===== Source material

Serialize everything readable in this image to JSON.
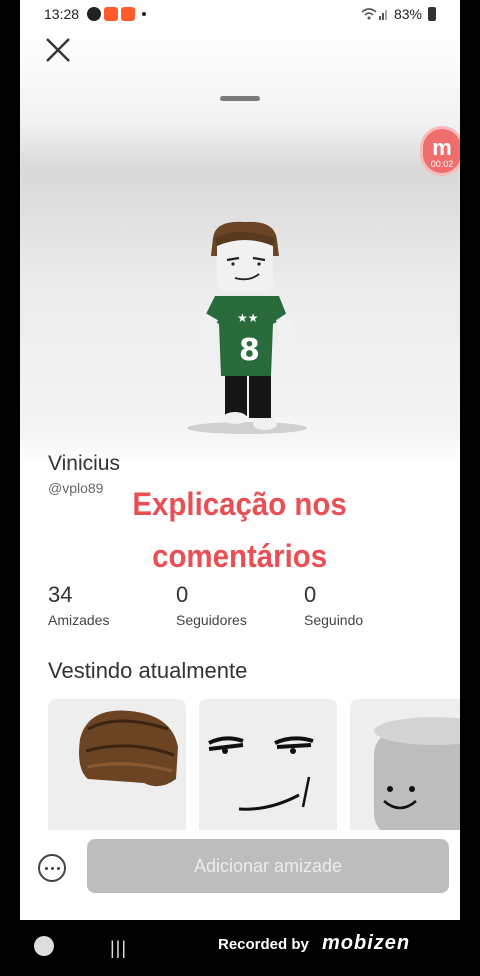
{
  "status_bar": {
    "time": "13:28",
    "battery": "83%"
  },
  "profile": {
    "display_name": "Vinicius",
    "handle": "@vplo89"
  },
  "overlay": {
    "line1": "Explicação nos",
    "line2": "comentários"
  },
  "stats": [
    {
      "value": "34",
      "label": "Amizades"
    },
    {
      "value": "0",
      "label": "Seguidores"
    },
    {
      "value": "0",
      "label": "Seguindo"
    }
  ],
  "wearing": {
    "title": "Vestindo atualmente"
  },
  "actions": {
    "add_friend": "Adicionar amizade"
  },
  "recording": {
    "timer": "00:02",
    "recorded_by": "Recorded by",
    "brand": "mobizen"
  },
  "colors": {
    "overlay_text": "#e94f55",
    "shirt": "#2a6b3c",
    "button_disabled": "#bdbdbd"
  },
  "icons": [
    "close-icon",
    "more-icon",
    "wifi-icon",
    "signal-icon",
    "battery-icon"
  ]
}
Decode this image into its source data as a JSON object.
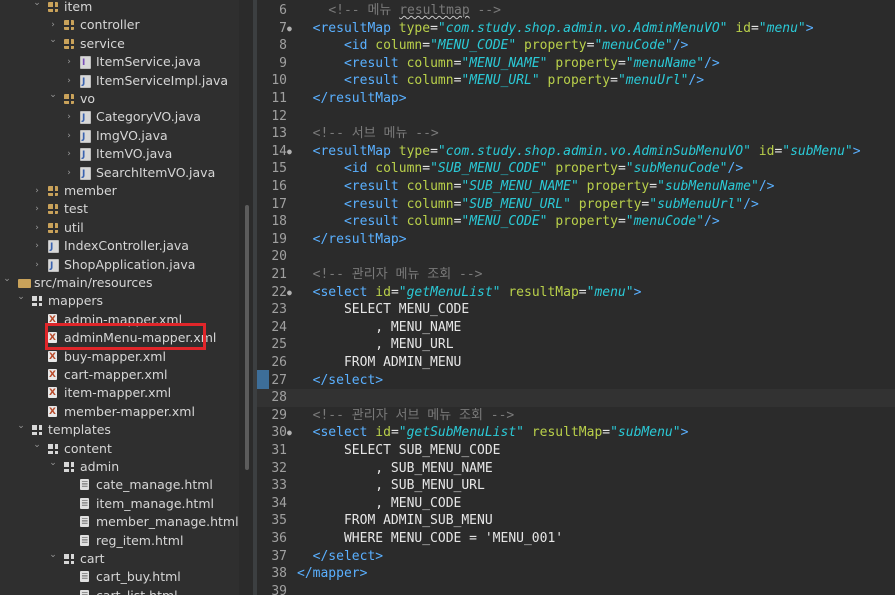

==========

* Stated problem:
Repeat the data exactly in full, omitting its pictures.

* Answer to this task:
Serialize everything readable in this image to JSON.
{
  "status_bar": {
    "time": "13:28",
    "battery": "83%"
  },
  "profile": {
    "display_name": "Vinicius",
    "handle": "@vplo89"
  },
  "overlay": {
    "line1": "Explicação nos",
    "line2": "comentários"
  },
  "stats": [
    {
      "value": "34",
      "label": "Amizades"
    },
    {
      "value": "0",
      "label": "Seguidores"
    },
    {
      "value": "0",
      "label": "Seguindo"
    }
  ],
  "wearing": {
    "title": "Vestindo atualmente"
  },
  "actions": {
    "add_friend": "Adicionar amizade"
  },
  "recording": {
    "timer": "00:02",
    "recorded_by": "Recorded by",
    "brand": "mobizen"
  },
  "colors": {
    "overlay_text": "#e94f55",
    "shirt": "#2a6b3c",
    "button_disabled": "#bdbdbd"
  },
  "icons": [
    "close-icon",
    "more-icon",
    "wifi-icon",
    "signal-icon",
    "battery-icon"
  ]
}
Decode this image into its source data as a JSON object.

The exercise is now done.